## START
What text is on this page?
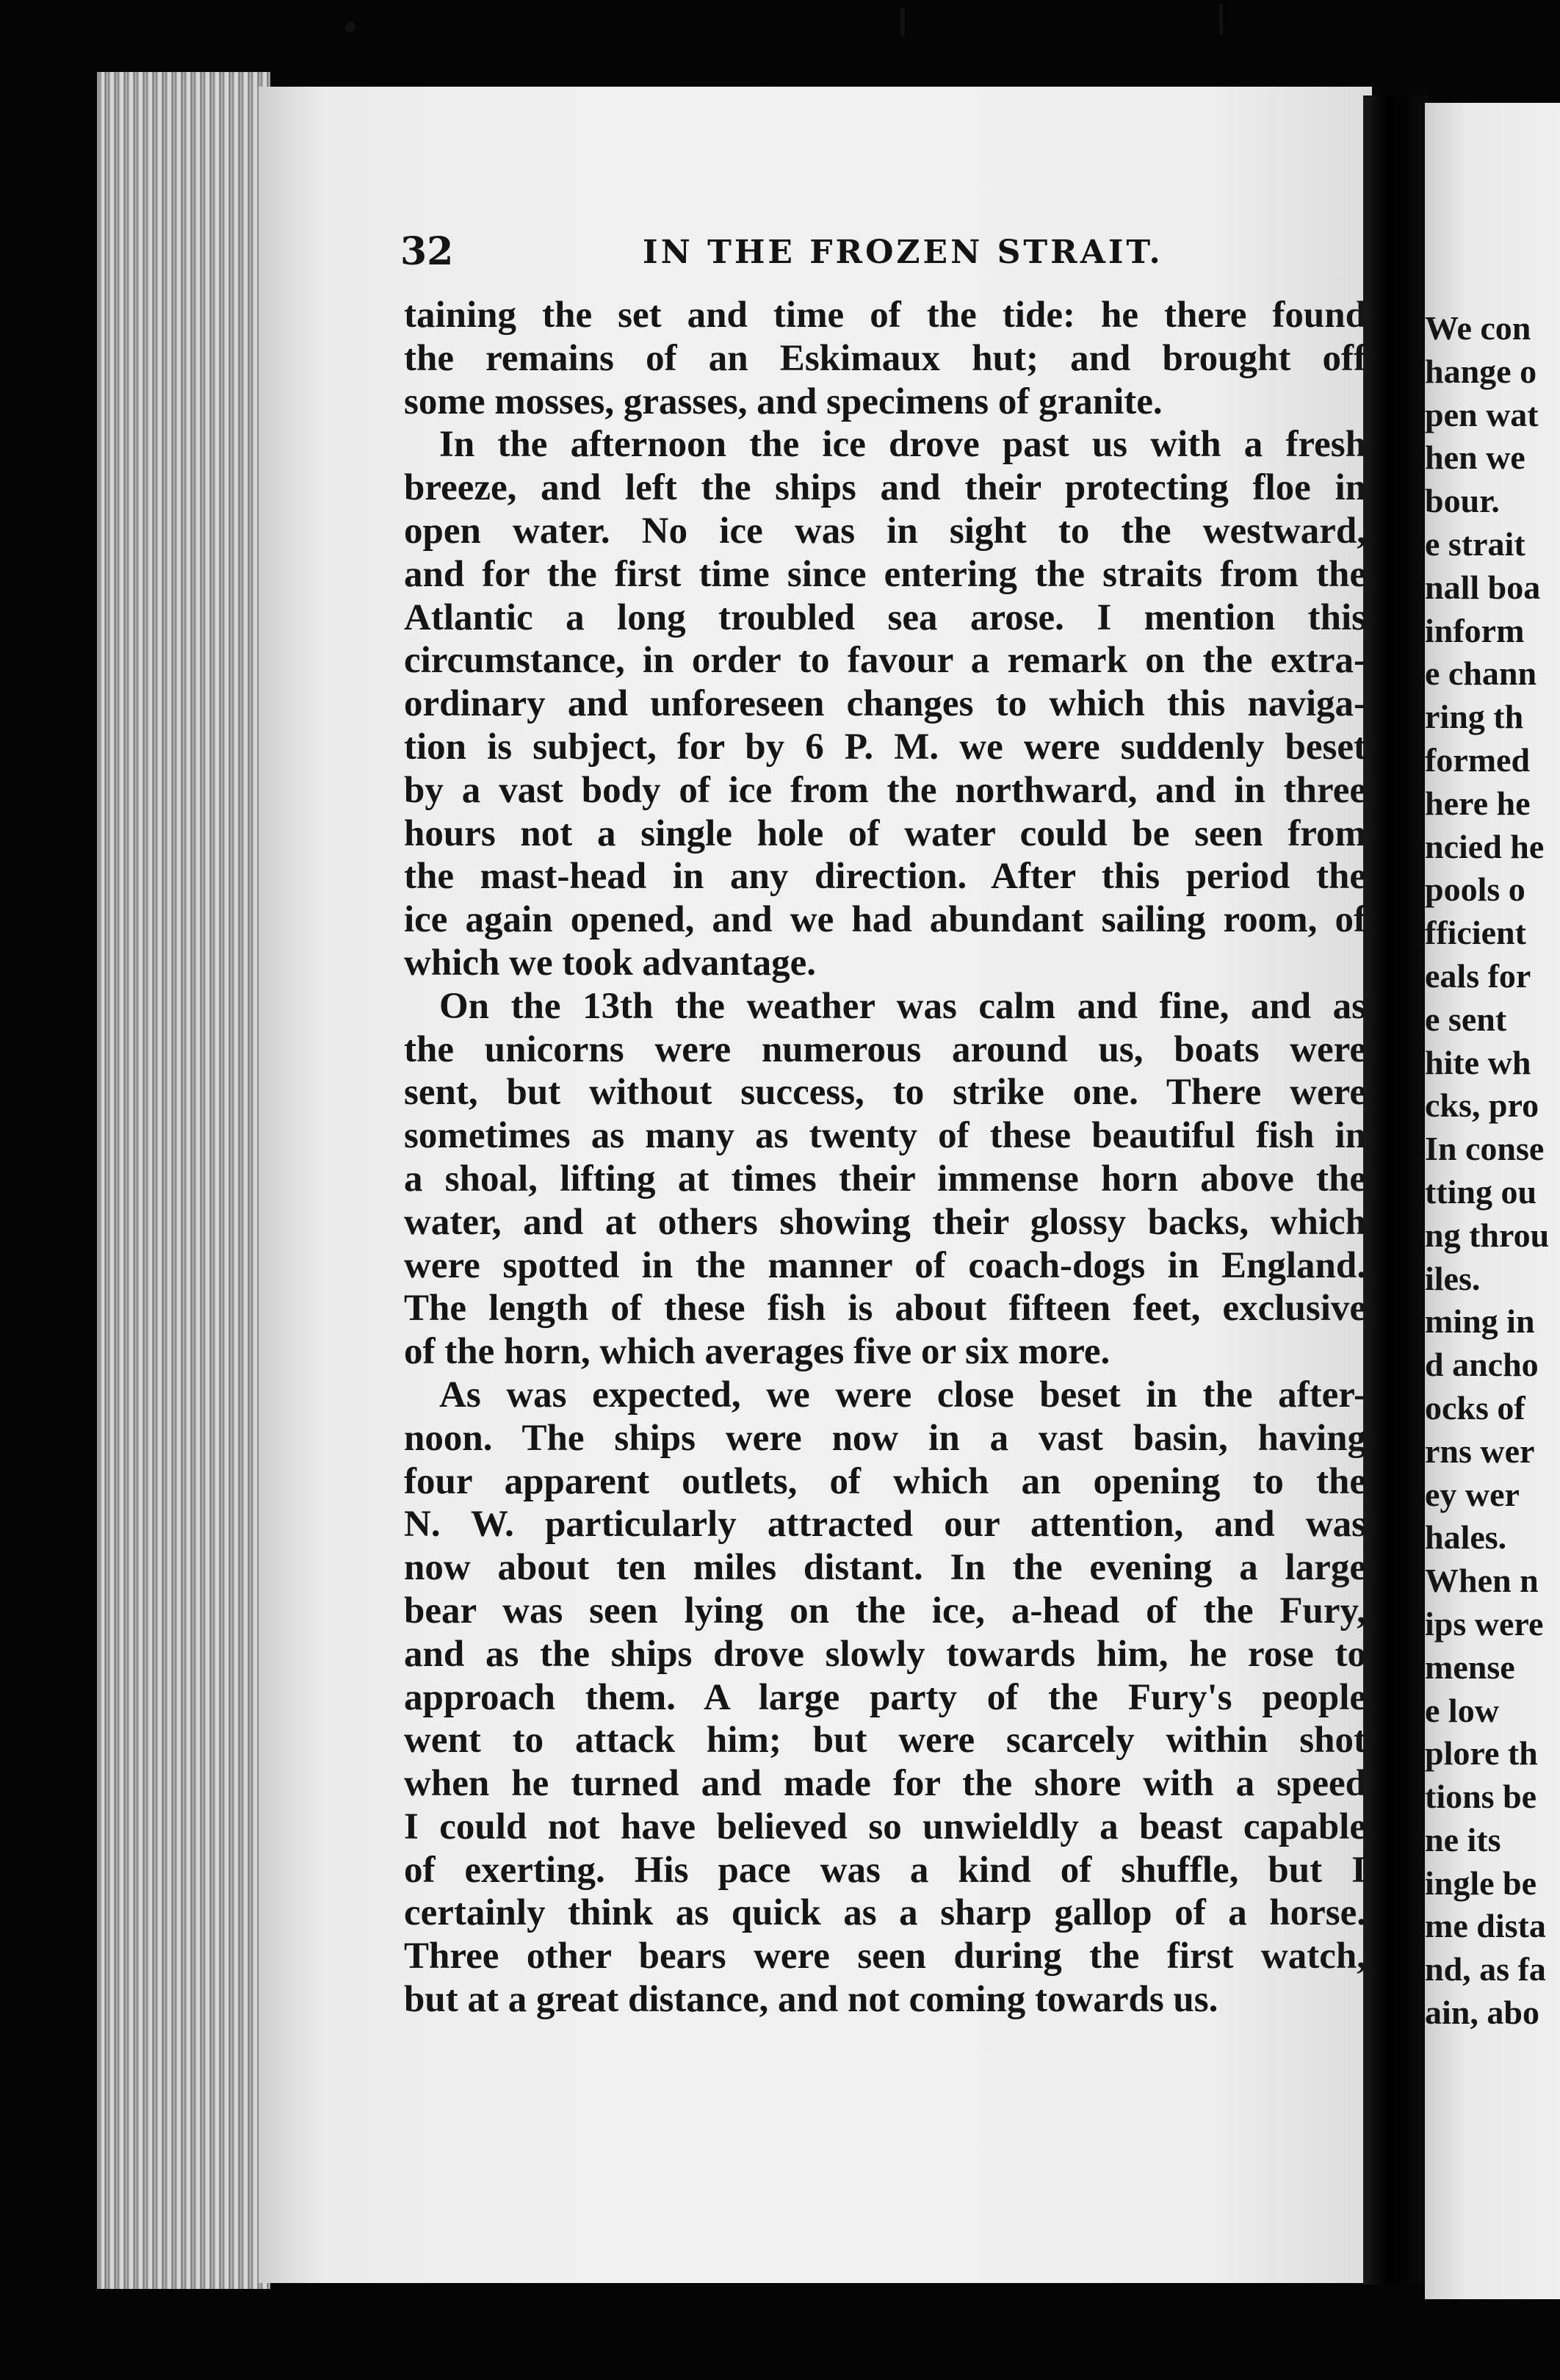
32	IN THE FROZEN STRAIT.
taining the set and time of the tide: he there found
the remains of an Eskimaux hut; and brought off
some mosses, grasses, and specimens of granite.
In the afternoon the ice drove past us with a fresh
breeze, and left the ships and their protecting floe in
open water. No ice was in sight to the westward,
and for the first time since entering the straits from the
Atlantic a long troubled sea arose. I mention this
circumstance, in order to favour a remark on the extra-
ordinary and unforeseen changes to which this naviga-
tion is subject, for by 6 P. M. we were suddenly beset
by a vast body of ice from the northward, and in three
hours not a single hole of water could be seen from
the mast-head in any direction. After this period the
ice again opened, and we had abundant sailing room, of
which we took advantage.
On the 13th the weather was calm and fine, and as
the unicorns were numerous around us, boats were
sent, but without success, to strike one. There were
sometimes as many as twenty of these beautiful fish in
a shoal, lifting at times their immense horn above the
water, and at others showing their glossy backs, which
were spotted in the manner of coach-dogs in England.
The length of these fish is about fifteen feet, exclusive
of the horn, which averages five or six more.
As was expected, we were close beset in the after-
noon. The ships were now in a vast basin, having
four apparent outlets, of which an opening to the
N. W. particularly attracted our attention, and was
now about ten miles distant. In the evening a large
bear was seen lying on the ice, a-head of the Fury,
and as the ships drove slowly towards him, he rose to
approach them. A large party of the Fury's people
went to attack him; but were scarcely within shot
when he turned and made for the shore with a speed
I could not have believed so unwieldly a beast capable
of exerting. His pace was a kind of shuffle, but I
certainly think as quick as a sharp gallop of a horse.
Three other bears were seen during the first watch,
but at a great distance, and not coming towards us.
We con
hange o
pen wat
hen we
bour.
e strait
nall boa
inform
e chann
ring th
formed
here he
ncied he
pools o
fficient
eals for
e sent
hite wh
cks, pro
In conse
tting ou
ng throu
iles.
ming in
d ancho
ocks of
rns wer
ey wer
hales.
When n
ips were
mense
e low
plore th
tions be
ne its
ingle be
me dista
nd, as fa
ain, abo
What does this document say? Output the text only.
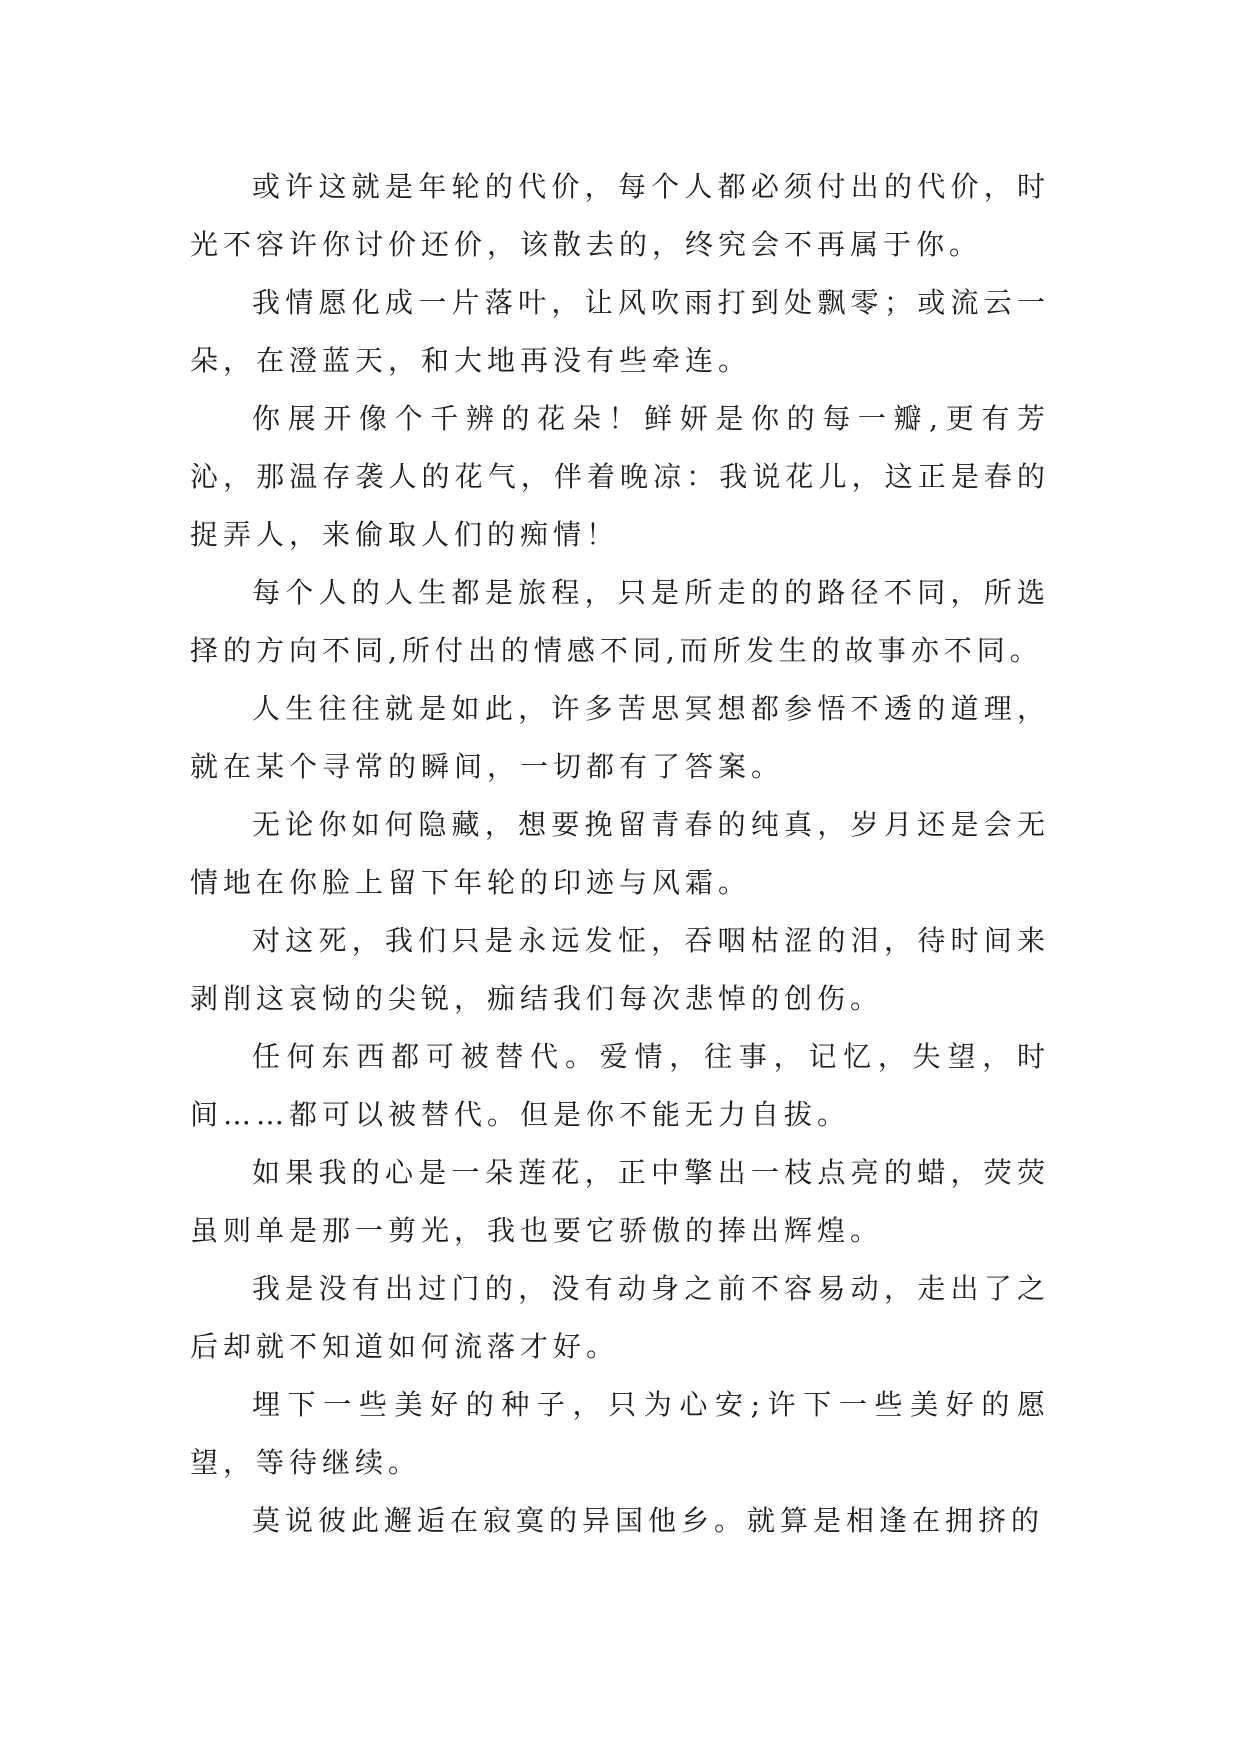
或许这就是年轮的代价，每个人都必须付出的代价，时光不容许你讨价还价，该散去的，终究会不再属于你。

我情愿化成一片落叶，让风吹雨打到处飘零；或流云一朵，在澄蓝天，和大地再没有些牵连。

你展开像个千辨的花朵！鲜妍是你的每一瓣,更有芳沁，那温存袭人的花气，伴着晚凉：我说花儿，这正是春的捉弄人，来偷取人们的痴情！

每个人的人生都是旅程，只是所走的的路径不同，所选择的方向不同,所付出的情感不同,而所发生的故事亦不同。

人生往往就是如此，许多苦思冥想都参悟不透的道理，就在某个寻常的瞬间，一切都有了答案。

无论你如何隐藏，想要挽留青春的纯真，岁月还是会无情地在你脸上留下年轮的印迹与风霜。

对这死，我们只是永远发怔，吞咽枯涩的泪，待时间来剥削这哀恸的尖锐，痂结我们每次悲悼的创伤。

任何东西都可被替代。爱情，往事，记忆，失望，时间……都可以被替代。但是你不能无力自拔。

如果我的心是一朵莲花，正中擎出一枝点亮的蜡，荧荧虽则单是那一剪光，我也要它骄傲的捧出辉煌。

我是没有出过门的，没有动身之前不容易动，走出了之后却就不知道如何流落才好。

埋下一些美好的种子，只为心安;许下一些美好的愿望，等待继续。

莫说彼此邂逅在寂寞的异国他乡。就算是相逢在拥挤的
## END
» Prompt
Beginning at the line with "What does this", reproduce each line exactly through the last line of the records above, with pictures left out.

» Task answer
What does this document say? Output the text only.
或许这就是年轮的代价，每个人都必须付出的代价，时光不容许你讨价还价，该散去的，终究会不再属于你。

我情愿化成一片落叶，让风吹雨打到处飘零；或流云一朵，在澄蓝天，和大地再没有些牵连。

你展开像个千辨的花朵！鲜妍是你的每一瓣,更有芳沁，那温存袭人的花气，伴着晚凉：我说花儿，这正是春的捉弄人，来偷取人们的痴情！

每个人的人生都是旅程，只是所走的的路径不同，所选择的方向不同,所付出的情感不同,而所发生的故事亦不同。

人生往往就是如此，许多苦思冥想都参悟不透的道理，就在某个寻常的瞬间，一切都有了答案。

无论你如何隐藏，想要挽留青春的纯真，岁月还是会无情地在你脸上留下年轮的印迹与风霜。

对这死，我们只是永远发怔，吞咽枯涩的泪，待时间来剥削这哀恸的尖锐，痂结我们每次悲悼的创伤。

任何东西都可被替代。爱情，往事，记忆，失望，时间……都可以被替代。但是你不能无力自拔。

如果我的心是一朵莲花，正中擎出一枝点亮的蜡，荧荧虽则单是那一剪光，我也要它骄傲的捧出辉煌。

我是没有出过门的，没有动身之前不容易动，走出了之后却就不知道如何流落才好。

埋下一些美好的种子，只为心安;许下一些美好的愿望，等待继续。

莫说彼此邂逅在寂寞的异国他乡。就算是相逢在拥挤的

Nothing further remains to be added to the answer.